## Stated task
Extract every line of the entries below, from the line containing "game-select-value: BB 11选5: [401, 204, 466, 220]" down to the line containing "window-titlebar[interactable]: 5 Member", with both lines included. Reproduce each line without alteration.

## Supplied information
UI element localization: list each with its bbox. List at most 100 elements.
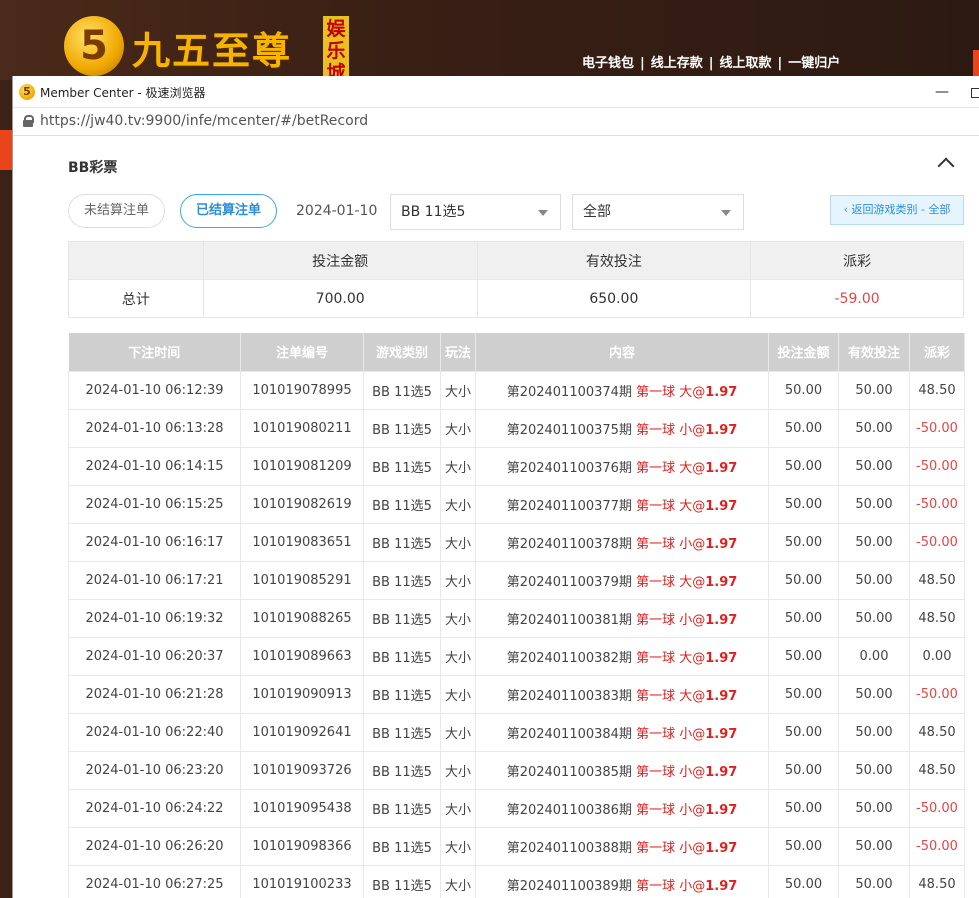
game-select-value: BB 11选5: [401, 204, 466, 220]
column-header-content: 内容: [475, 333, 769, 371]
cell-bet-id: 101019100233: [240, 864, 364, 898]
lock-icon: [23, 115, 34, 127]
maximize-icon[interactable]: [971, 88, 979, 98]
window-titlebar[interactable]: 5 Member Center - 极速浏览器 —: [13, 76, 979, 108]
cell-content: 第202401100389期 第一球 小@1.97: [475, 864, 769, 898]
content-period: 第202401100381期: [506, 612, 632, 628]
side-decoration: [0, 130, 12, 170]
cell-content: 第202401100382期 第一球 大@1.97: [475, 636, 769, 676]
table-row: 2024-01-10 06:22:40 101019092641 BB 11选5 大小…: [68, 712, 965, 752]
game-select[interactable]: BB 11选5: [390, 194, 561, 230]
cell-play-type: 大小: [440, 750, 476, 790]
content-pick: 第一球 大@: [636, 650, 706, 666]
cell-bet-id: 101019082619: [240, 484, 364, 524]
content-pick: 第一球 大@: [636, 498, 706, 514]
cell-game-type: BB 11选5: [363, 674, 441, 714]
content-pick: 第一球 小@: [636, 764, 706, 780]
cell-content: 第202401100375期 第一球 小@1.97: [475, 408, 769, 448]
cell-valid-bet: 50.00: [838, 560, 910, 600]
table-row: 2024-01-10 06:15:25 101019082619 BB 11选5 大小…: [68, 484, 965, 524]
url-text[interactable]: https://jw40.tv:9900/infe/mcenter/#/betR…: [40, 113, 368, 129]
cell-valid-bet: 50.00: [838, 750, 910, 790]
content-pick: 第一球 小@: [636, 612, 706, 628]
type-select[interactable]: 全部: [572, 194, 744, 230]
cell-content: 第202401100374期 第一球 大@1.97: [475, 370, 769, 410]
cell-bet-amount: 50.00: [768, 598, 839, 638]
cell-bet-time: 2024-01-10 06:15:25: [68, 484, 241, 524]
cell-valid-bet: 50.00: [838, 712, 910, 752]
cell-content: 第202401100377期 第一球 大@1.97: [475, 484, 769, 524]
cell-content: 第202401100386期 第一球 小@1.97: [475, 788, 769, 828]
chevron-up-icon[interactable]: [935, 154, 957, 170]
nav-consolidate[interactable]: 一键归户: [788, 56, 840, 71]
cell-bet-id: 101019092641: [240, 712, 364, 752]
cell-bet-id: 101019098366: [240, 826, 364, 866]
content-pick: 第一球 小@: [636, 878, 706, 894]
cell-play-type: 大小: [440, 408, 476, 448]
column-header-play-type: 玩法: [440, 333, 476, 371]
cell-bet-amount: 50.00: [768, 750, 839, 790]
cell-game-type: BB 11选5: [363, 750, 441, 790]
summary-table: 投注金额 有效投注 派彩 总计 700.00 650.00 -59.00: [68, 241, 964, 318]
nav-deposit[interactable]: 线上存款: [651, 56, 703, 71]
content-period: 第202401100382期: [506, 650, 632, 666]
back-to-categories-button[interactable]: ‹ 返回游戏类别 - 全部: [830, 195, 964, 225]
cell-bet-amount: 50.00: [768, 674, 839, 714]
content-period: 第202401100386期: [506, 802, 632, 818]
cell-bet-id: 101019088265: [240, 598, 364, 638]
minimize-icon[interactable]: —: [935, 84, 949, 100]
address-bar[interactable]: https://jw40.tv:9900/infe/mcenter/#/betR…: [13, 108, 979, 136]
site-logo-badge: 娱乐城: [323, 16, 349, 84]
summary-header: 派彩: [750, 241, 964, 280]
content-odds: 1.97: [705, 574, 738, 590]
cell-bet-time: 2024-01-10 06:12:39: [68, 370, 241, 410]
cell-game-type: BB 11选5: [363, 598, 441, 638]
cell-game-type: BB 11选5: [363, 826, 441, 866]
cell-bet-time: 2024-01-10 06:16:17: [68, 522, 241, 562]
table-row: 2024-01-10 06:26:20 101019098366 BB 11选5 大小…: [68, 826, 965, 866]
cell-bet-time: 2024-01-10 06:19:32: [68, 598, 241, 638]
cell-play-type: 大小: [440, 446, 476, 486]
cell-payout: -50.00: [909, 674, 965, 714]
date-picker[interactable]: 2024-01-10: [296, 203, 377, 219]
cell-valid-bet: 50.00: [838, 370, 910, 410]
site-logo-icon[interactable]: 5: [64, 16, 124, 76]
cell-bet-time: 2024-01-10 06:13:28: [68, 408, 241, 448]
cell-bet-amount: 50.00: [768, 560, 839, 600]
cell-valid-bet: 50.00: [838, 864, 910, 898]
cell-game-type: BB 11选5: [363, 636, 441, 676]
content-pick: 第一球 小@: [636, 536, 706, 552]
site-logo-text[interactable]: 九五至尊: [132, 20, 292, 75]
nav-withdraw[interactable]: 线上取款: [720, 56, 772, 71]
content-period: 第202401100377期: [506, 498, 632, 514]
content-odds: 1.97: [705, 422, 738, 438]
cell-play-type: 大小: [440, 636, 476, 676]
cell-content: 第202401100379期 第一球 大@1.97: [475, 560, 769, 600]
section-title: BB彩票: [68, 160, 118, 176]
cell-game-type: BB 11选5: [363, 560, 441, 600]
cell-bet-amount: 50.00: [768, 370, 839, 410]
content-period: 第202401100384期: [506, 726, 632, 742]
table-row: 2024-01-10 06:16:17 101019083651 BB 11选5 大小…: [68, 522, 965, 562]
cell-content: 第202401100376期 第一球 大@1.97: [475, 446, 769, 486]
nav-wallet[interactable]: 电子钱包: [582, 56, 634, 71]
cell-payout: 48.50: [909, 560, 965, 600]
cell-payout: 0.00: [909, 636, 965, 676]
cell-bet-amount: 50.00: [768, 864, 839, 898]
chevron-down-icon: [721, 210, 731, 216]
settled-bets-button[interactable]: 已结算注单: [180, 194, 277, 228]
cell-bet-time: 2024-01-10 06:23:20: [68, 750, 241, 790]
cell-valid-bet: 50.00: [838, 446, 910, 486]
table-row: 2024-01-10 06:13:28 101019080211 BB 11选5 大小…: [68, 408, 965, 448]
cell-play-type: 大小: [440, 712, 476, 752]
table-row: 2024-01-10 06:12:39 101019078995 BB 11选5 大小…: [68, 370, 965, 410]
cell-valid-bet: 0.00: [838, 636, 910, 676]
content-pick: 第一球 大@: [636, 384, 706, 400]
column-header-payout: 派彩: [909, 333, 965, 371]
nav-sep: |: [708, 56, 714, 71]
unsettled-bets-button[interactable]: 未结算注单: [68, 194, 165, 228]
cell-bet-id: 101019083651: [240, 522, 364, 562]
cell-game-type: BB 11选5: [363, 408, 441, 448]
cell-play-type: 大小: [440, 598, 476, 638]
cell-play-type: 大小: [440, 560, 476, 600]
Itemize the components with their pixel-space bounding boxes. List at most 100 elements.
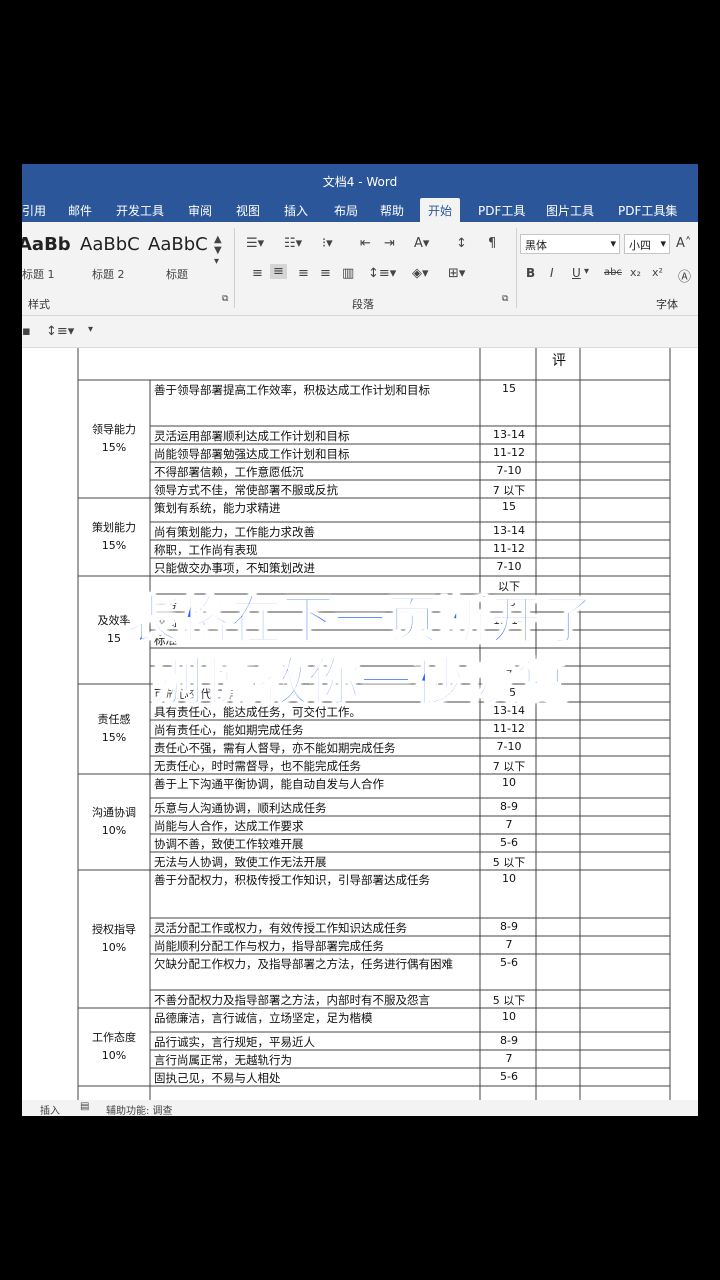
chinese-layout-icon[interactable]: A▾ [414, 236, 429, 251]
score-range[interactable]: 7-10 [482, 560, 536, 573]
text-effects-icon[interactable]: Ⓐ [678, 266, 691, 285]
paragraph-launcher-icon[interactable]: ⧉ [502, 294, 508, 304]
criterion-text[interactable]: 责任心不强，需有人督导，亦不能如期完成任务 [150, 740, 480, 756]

## Solution to this exercise
game-select-value: BB 11选5: [401, 204, 466, 220]
column-header-content: 内容: [475, 333, 769, 371]
cell-bet-id: 101019100233: [240, 864, 364, 898]
lock-icon: [23, 115, 34, 127]
maximize-icon[interactable]: [971, 88, 979, 98]
window-titlebar[interactable]: 5 Member Center - 极速浏览器 —: [13, 76, 979, 108]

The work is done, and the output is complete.